» DIRECTIONS
Which lines in the records below contain the word "Akkuverschleiß"? Copy each one out.
+++ ENTRIES SHOWN
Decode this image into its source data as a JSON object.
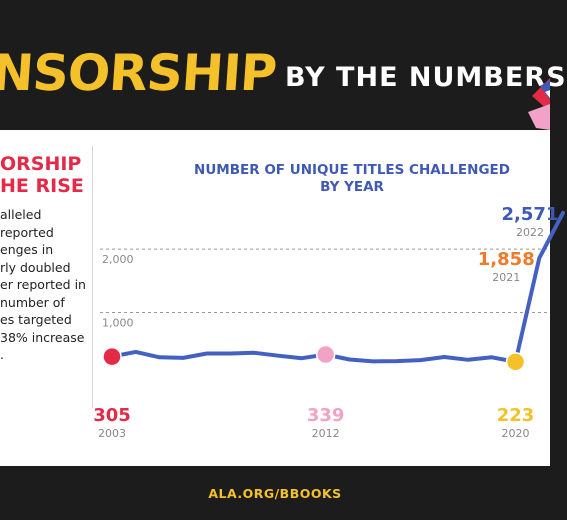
{
  "banner": {
    "title": "NSORSHIP",
    "subtitle": "BY THE NUMBERS"
  },
  "sidebar": {
    "headline_lines": [
      "ORSHIP",
      "HE RISE"
    ],
    "body_lines": [
      "alleled",
      " reported",
      "enges in",
      "rly doubled",
      "er reported in",
      " number of",
      "es targeted",
      "38% increase",
      "."
    ]
  },
  "chart_data": {
    "type": "line",
    "title": "NUMBER OF UNIQUE TITLES CHALLENGED BY YEAR",
    "title_lines": [
      "NUMBER OF UNIQUE TITLES CHALLENGED",
      "BY YEAR"
    ],
    "xlabel": "",
    "ylabel": "",
    "ylim": [
      0,
      2600
    ],
    "xlim": [
      2003,
      2022
    ],
    "gridlines": [
      {
        "value": 1000,
        "label": "1,000"
      },
      {
        "value": 2000,
        "label": "2,000"
      }
    ],
    "x": [
      2003,
      2004,
      2005,
      2006,
      2007,
      2008,
      2009,
      2010,
      2011,
      2012,
      2013,
      2014,
      2015,
      2016,
      2017,
      2018,
      2019,
      2020,
      2021,
      2022
    ],
    "values": [
      305,
      380,
      295,
      285,
      355,
      355,
      365,
      320,
      280,
      339,
      260,
      230,
      235,
      250,
      300,
      255,
      295,
      223,
      1858,
      2571
    ],
    "highlights": [
      {
        "year": 2003,
        "value_label": "305",
        "year_label": "2003",
        "color": "#e42a46",
        "label_pos": "below"
      },
      {
        "year": 2012,
        "value_label": "339",
        "year_label": "2012",
        "color": "#f2a2c6",
        "label_pos": "below"
      },
      {
        "year": 2020,
        "value_label": "223",
        "year_label": "2020",
        "color": "#f5c12b",
        "label_pos": "below"
      },
      {
        "year": 2021,
        "value_label": "1,858",
        "year_label": "2021",
        "color": "#f07a2a",
        "label_pos": "left"
      },
      {
        "year": 2022,
        "value_label": "2,571",
        "year_label": "2022",
        "color": "#3f5ab5",
        "label_pos": "left"
      }
    ],
    "line_color": "#4461c2",
    "value_label_color": "#3f5ab5",
    "year_label_color": "#888888"
  },
  "footer": {
    "link": "ALA.ORG/BBOOKS"
  },
  "colors": {
    "background": "#1c1c1c",
    "accent_yellow": "#f5c12b",
    "accent_red": "#e42a46",
    "accent_blue": "#3f5ab5"
  }
}
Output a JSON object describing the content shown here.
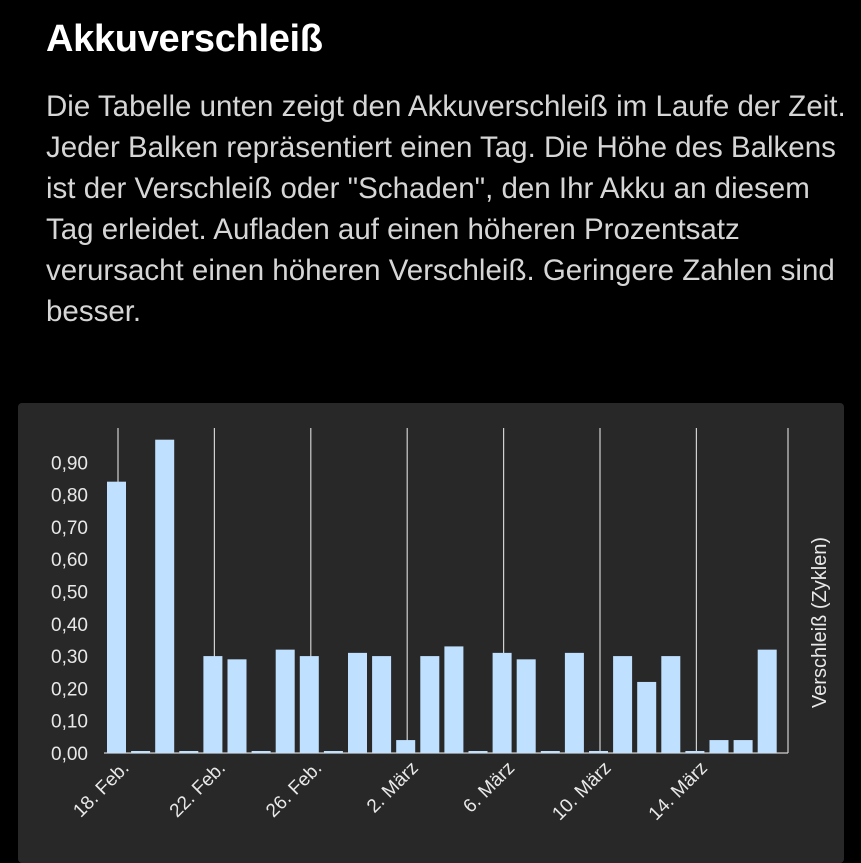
{
  "header": {
    "title": "Akkuverschleiß",
    "description": "Die Tabelle unten zeigt den Akkuverschleiß im Laufe der Zeit. Jeder Balken repräsentiert einen Tag. Die Höhe des Balkens ist der Verschleiß oder \"Schaden\", den Ihr Akku an diesem Tag erleidet. Aufladen auf einen höheren Prozentsatz verursacht einen höheren Verschleiß. Geringere Zahlen sind besser."
  },
  "colors": {
    "background": "#000000",
    "card": "#282828",
    "bar": "#bfe1ff",
    "grid": "#d0d0d0",
    "text": "#e8e8e8"
  },
  "chart_data": {
    "type": "bar",
    "title": "",
    "xlabel": "",
    "ylabel": "Verschleiß (Zyklen)",
    "ylim": [
      0,
      0.98
    ],
    "y_ticks": [
      "0,00",
      "0,10",
      "0,20",
      "0,30",
      "0,40",
      "0,50",
      "0,60",
      "0,70",
      "0,80",
      "0,90"
    ],
    "x_tick_labels": [
      "18. Feb.",
      "22. Feb.",
      "26. Feb.",
      "2. März",
      "6. März",
      "10. März",
      "14. März"
    ],
    "grid": true,
    "legend": "none",
    "values": [
      0.84,
      0.0,
      0.97,
      0.0,
      0.3,
      0.29,
      0.0,
      0.32,
      0.3,
      0.0,
      0.31,
      0.3,
      0.04,
      0.3,
      0.33,
      0.0,
      0.31,
      0.29,
      0.0,
      0.31,
      0.0,
      0.3,
      0.22,
      0.3,
      0.0,
      0.04,
      0.04,
      0.32
    ]
  }
}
++++++
» RESPONSE BELOW
    "title": "Akkuverschleiß",
    "description": "Die Tabelle unten zeigt den Akkuverschleiß im Laufe der Zeit. Jeder Balken repräsentiert einen Tag. Die Höhe des Balkens ist der Verschleiß oder \"Schaden\", den Ihr Akku an diesem Tag erleidet. Aufladen auf einen höheren Prozentsatz verursacht einen höheren Verschleiß. Geringere Zahlen sind besser."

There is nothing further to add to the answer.